--- THE EXERCISE ---
Check each line of the data below for the word "about", then extract the ones that have it.

--- DATASET RECORDS ---
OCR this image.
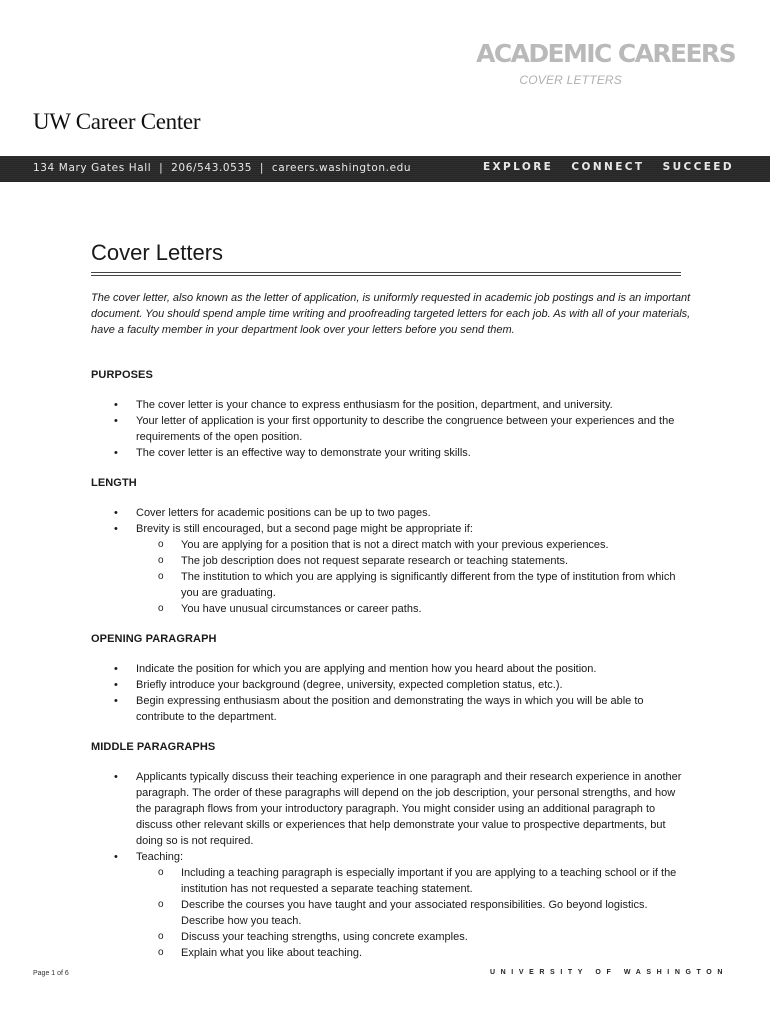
ACADEMIC CAREERS
COVER LETTERS
UW Career Center
134 Mary Gates Hall  |  206/543.0535  |  careers.washington.edu	EXPLORE   CONNECT   SUCCEED
Cover Letters

The cover letter, also known as the letter of application, is uniformly requested in academic job postings and is an important document. You should spend ample time writing and proofreading targeted letters for each job. As with all of your materials, have a faculty member in your department look over your letters before you send them.

PURPOSES
• The cover letter is your chance to express enthusiasm for the position, department, and university.
• Your letter of application is your first opportunity to describe the congruence between your experiences and the requirements of the open position.
• The cover letter is an effective way to demonstrate your writing skills.
LENGTH
• Cover letters for academic positions can be up to two pages.
• Brevity is still encouraged, but a second page might be appropriate if:
o You are applying for a position that is not a direct match with your previous experiences.
o The job description does not request separate research or teaching statements.
o The institution to which you are applying is significantly different from the type of institution from which you are graduating.
o You have unusual circumstances or career paths.
OPENING PARAGRAPH
• Indicate the position for which you are applying and mention how you heard about the position.
• Briefly introduce your background (degree, university, expected completion status, etc.).
• Begin expressing enthusiasm about the position and demonstrating the ways in which you will be able to contribute to the department.
MIDDLE PARAGRAPHS
• Applicants typically discuss their teaching experience in one paragraph and their research experience in another paragraph. The order of these paragraphs will depend on the job description, your personal strengths, and how the paragraph flows from your introductory paragraph. You might consider using an additional paragraph to discuss other relevant skills or experiences that help demonstrate your value to prospective departments, but doing so is not required.
• Teaching:
o Including a teaching paragraph is especially important if you are applying to a teaching school or if the institution has not requested a separate teaching statement.
o Describe the courses you have taught and your associated responsibilities. Go beyond logistics. Describe how you teach.
o Discuss your teaching strengths, using concrete examples.
o Explain what you like about teaching.
Page 1 of 6	UNIVERSITY OF WASHINGTON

--- RESPONSE TO THIS EXERCISE ---
• Indicate the position for which you are applying and mention how you heard about the position.
• Begin expressing enthusiasm about the position and demonstrating the ways in which you will be able to contribute to the department.
o Explain what you like about teaching.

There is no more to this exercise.